Task requirements:
Find each line containing the word "chorobami" and report how many there are. Add nothing else.

Supplied material:
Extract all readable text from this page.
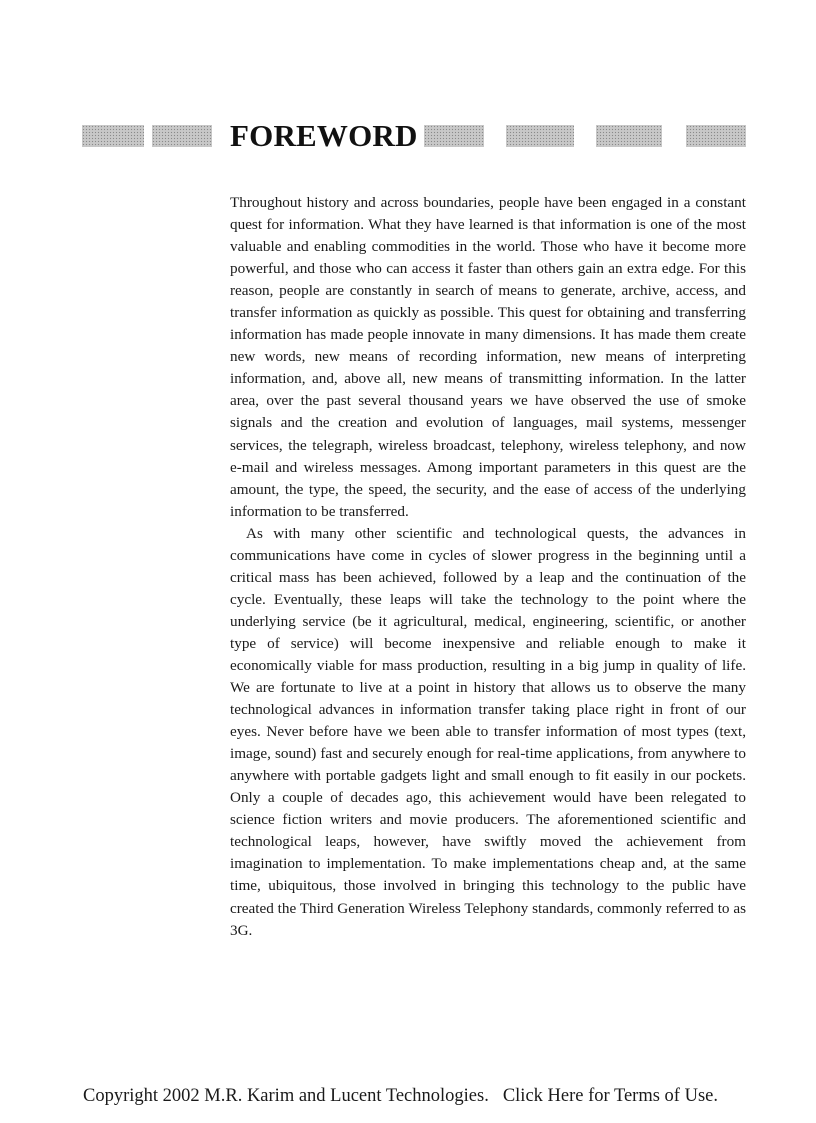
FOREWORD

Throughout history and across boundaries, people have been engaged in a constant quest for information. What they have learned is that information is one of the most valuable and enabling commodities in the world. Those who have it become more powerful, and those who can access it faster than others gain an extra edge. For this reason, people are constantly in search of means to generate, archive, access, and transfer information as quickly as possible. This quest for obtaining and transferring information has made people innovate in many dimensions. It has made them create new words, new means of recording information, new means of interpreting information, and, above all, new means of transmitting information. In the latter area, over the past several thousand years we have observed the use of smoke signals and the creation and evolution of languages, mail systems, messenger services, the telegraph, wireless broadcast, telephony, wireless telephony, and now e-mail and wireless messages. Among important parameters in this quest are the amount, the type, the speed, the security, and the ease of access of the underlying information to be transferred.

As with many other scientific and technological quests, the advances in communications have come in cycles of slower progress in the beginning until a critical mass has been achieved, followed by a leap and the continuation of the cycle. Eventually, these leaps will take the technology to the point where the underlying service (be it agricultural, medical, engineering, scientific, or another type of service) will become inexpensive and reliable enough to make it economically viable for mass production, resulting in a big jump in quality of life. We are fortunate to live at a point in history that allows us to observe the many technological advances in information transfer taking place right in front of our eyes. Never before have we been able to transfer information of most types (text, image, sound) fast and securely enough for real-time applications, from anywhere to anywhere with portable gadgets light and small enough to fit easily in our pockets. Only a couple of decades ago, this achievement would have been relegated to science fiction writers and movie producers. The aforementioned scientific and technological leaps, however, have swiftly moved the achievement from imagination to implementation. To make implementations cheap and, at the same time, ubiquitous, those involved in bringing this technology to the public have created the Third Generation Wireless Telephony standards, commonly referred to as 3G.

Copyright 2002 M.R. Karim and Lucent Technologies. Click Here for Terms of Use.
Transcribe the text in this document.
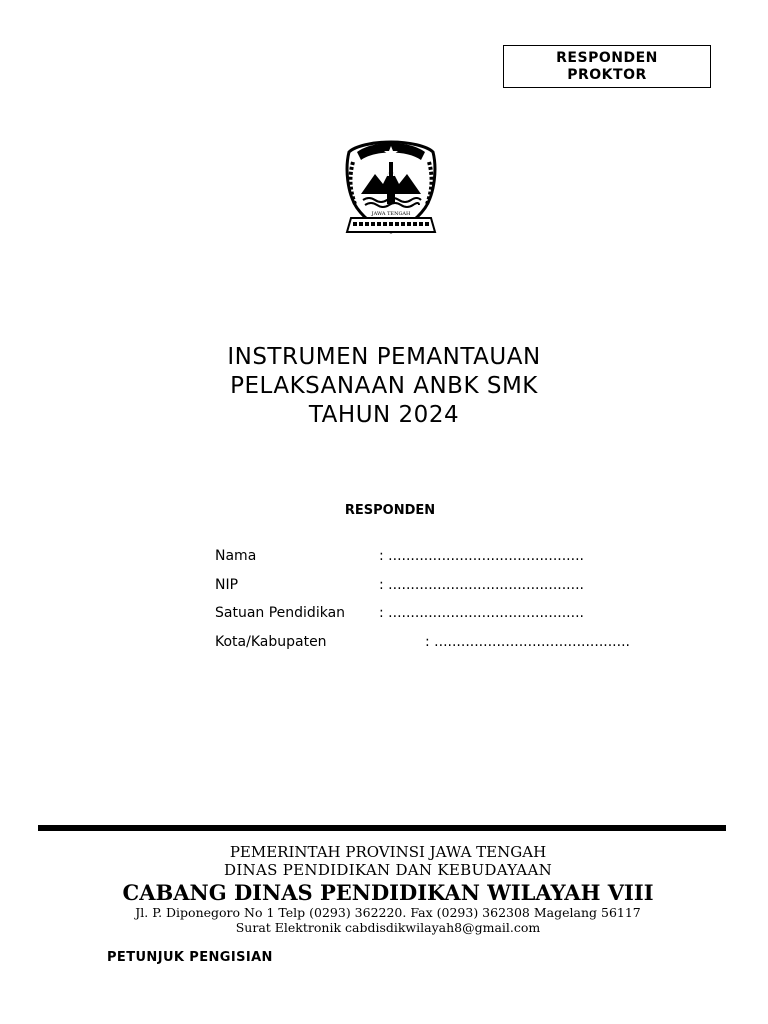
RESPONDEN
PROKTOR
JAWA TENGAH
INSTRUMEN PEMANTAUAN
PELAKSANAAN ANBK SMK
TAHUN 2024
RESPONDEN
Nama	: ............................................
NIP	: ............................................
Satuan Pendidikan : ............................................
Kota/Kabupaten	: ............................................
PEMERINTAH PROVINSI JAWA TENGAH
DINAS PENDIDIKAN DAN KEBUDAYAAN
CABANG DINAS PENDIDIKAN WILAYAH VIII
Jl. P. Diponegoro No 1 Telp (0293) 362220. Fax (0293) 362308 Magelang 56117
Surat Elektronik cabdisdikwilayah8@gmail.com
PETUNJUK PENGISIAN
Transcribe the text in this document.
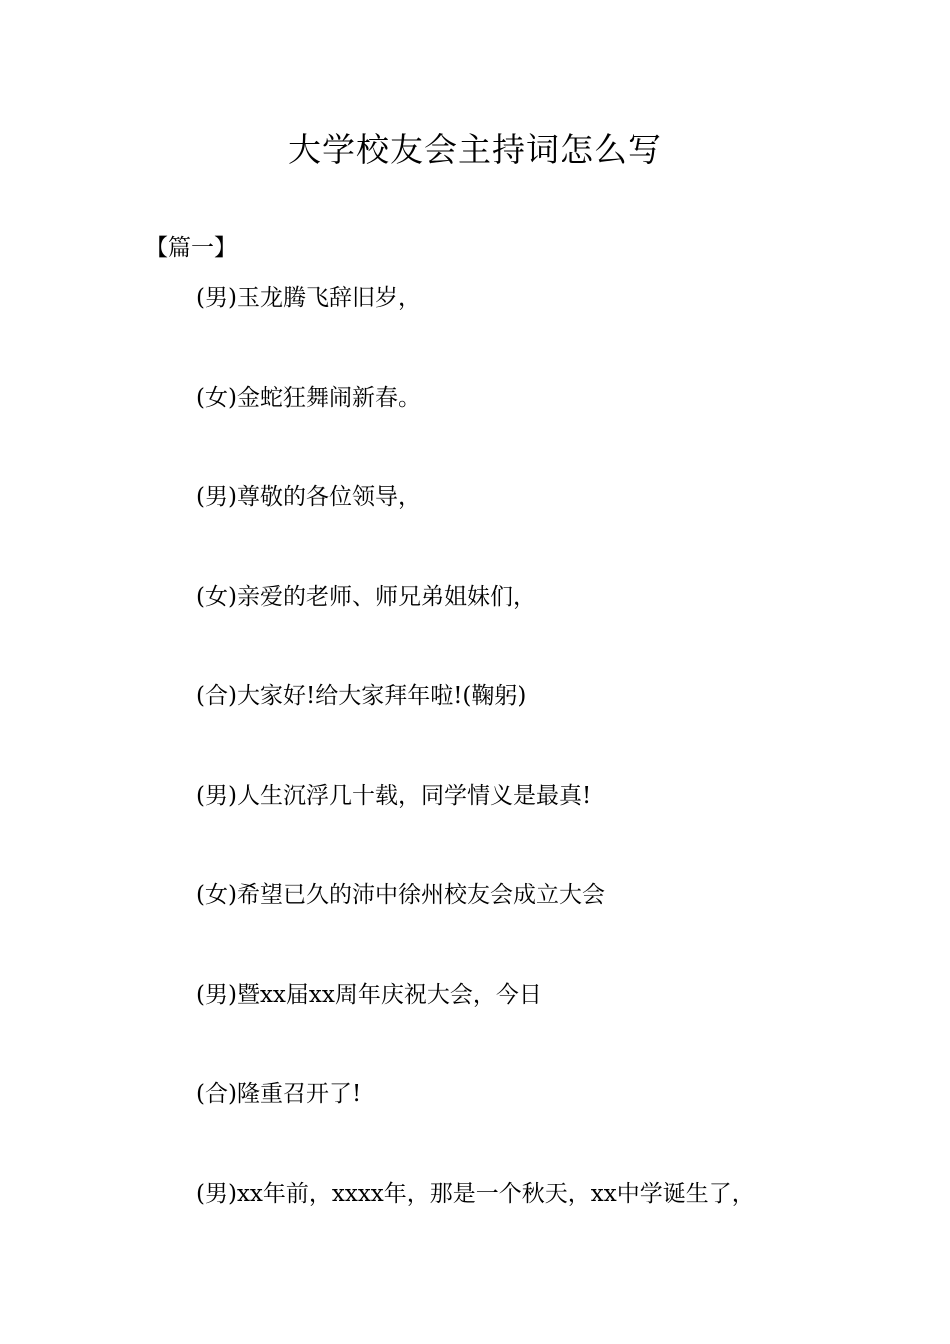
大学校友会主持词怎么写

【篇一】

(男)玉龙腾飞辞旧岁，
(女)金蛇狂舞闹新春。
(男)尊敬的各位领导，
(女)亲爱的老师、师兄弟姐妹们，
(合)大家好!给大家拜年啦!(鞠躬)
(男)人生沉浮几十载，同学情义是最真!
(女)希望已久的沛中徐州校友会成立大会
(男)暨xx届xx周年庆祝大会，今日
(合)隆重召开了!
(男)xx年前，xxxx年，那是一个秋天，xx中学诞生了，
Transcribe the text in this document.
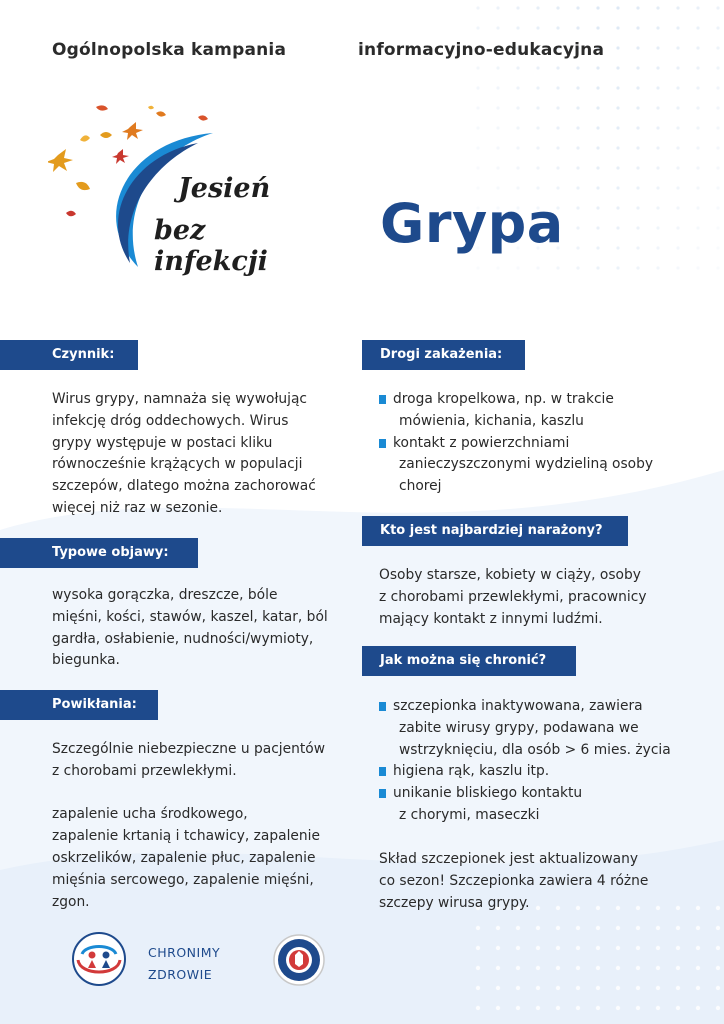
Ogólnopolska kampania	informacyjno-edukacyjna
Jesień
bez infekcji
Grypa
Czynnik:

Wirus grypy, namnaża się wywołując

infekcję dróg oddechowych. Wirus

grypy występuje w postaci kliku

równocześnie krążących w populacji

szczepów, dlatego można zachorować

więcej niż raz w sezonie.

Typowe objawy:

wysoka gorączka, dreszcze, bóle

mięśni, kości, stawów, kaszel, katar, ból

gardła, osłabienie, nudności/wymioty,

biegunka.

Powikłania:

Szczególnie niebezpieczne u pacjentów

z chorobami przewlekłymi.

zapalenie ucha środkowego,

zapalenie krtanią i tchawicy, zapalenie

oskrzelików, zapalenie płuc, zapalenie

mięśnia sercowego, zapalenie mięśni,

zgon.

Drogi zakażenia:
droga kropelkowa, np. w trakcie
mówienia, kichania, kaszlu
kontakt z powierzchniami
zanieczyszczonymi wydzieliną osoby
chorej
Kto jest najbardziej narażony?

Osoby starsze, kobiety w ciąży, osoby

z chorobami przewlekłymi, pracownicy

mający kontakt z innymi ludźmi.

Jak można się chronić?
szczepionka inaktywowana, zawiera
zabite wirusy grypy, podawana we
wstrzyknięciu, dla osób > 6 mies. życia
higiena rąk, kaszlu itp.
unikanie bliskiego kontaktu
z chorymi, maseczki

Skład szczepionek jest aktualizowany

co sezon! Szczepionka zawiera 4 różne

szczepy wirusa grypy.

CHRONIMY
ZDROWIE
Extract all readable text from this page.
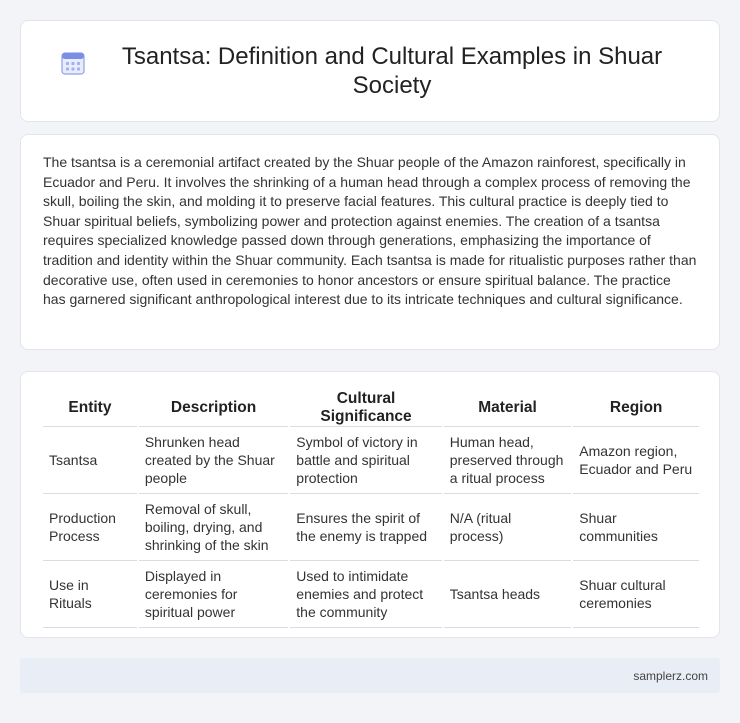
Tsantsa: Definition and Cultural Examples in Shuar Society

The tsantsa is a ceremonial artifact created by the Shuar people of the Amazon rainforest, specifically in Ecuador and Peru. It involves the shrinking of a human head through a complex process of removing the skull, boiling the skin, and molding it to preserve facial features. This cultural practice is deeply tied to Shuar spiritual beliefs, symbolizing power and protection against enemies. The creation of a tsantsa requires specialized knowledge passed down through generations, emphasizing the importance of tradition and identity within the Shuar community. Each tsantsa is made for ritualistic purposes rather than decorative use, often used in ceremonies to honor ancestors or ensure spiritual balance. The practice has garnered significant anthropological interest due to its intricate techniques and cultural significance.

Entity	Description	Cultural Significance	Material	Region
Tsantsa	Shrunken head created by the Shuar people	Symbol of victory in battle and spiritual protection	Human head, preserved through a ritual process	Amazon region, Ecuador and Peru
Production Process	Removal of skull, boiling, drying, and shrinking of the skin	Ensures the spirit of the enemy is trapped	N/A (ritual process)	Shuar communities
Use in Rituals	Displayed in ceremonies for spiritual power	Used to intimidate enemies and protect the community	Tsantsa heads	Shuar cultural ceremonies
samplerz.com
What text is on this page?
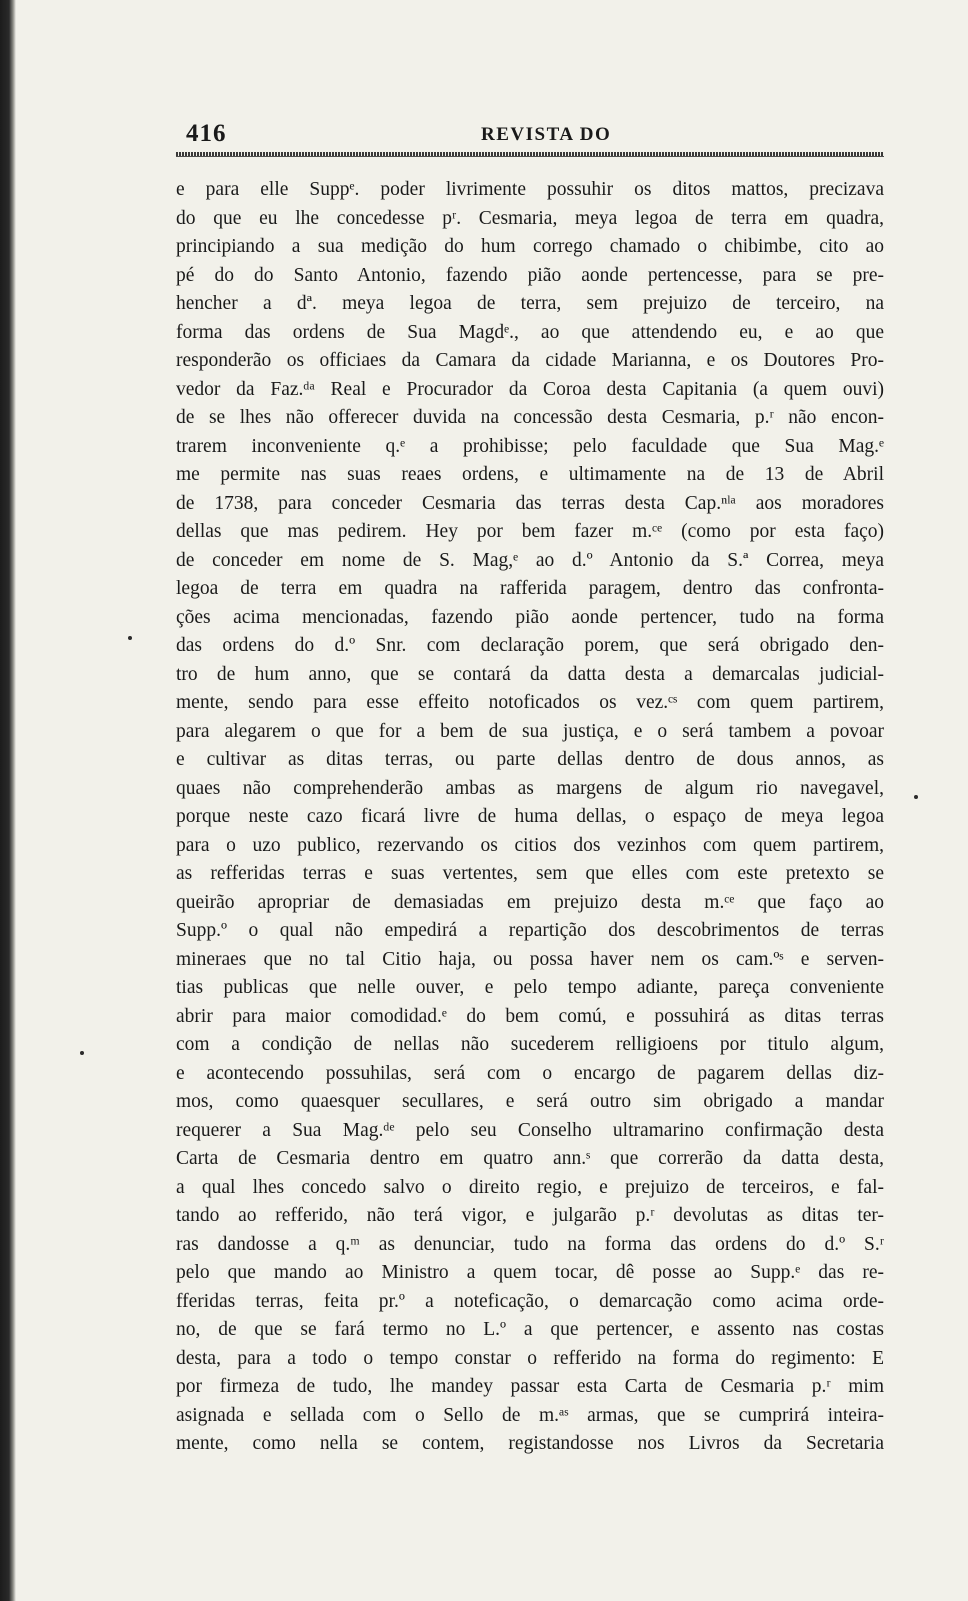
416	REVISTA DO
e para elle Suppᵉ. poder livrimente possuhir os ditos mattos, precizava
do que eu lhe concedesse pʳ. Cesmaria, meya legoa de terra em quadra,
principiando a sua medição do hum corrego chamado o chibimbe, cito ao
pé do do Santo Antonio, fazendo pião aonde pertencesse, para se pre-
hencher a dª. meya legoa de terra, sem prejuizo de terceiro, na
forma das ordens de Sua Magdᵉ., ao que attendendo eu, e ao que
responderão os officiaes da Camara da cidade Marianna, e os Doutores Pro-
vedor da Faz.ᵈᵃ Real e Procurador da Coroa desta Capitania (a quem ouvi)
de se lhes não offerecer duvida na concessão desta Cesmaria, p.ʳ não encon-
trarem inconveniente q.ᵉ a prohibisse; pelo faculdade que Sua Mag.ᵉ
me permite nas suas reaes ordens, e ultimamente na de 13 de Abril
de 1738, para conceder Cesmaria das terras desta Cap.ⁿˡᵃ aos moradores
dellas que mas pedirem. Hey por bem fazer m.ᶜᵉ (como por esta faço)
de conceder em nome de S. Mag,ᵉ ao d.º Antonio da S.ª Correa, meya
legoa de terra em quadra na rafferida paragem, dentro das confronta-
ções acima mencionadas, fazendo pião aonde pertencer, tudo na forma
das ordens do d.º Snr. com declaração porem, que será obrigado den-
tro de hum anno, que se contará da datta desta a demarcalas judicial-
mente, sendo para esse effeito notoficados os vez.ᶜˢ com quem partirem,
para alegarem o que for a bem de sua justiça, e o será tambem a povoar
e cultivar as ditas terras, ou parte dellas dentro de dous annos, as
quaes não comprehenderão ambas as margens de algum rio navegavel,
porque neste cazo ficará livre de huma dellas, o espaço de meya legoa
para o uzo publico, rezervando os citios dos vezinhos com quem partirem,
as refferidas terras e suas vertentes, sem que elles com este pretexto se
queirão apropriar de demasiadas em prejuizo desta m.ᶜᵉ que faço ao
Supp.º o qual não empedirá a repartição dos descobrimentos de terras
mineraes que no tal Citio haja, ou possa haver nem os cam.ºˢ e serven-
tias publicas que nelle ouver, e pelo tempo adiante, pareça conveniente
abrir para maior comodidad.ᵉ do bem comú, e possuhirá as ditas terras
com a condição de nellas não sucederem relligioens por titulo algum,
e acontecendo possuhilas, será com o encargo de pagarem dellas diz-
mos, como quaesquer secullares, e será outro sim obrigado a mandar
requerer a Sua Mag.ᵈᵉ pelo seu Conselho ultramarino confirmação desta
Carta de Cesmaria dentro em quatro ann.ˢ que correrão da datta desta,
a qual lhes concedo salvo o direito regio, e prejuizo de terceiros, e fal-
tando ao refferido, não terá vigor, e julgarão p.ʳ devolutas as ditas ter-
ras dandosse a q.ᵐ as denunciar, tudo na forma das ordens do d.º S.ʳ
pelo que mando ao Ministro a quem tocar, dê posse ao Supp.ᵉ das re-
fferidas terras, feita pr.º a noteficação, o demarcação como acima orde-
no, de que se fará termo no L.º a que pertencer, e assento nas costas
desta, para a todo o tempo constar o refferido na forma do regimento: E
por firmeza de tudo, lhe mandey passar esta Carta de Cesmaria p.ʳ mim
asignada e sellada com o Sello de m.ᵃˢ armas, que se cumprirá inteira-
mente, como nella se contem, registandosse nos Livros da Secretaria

Written solution:
2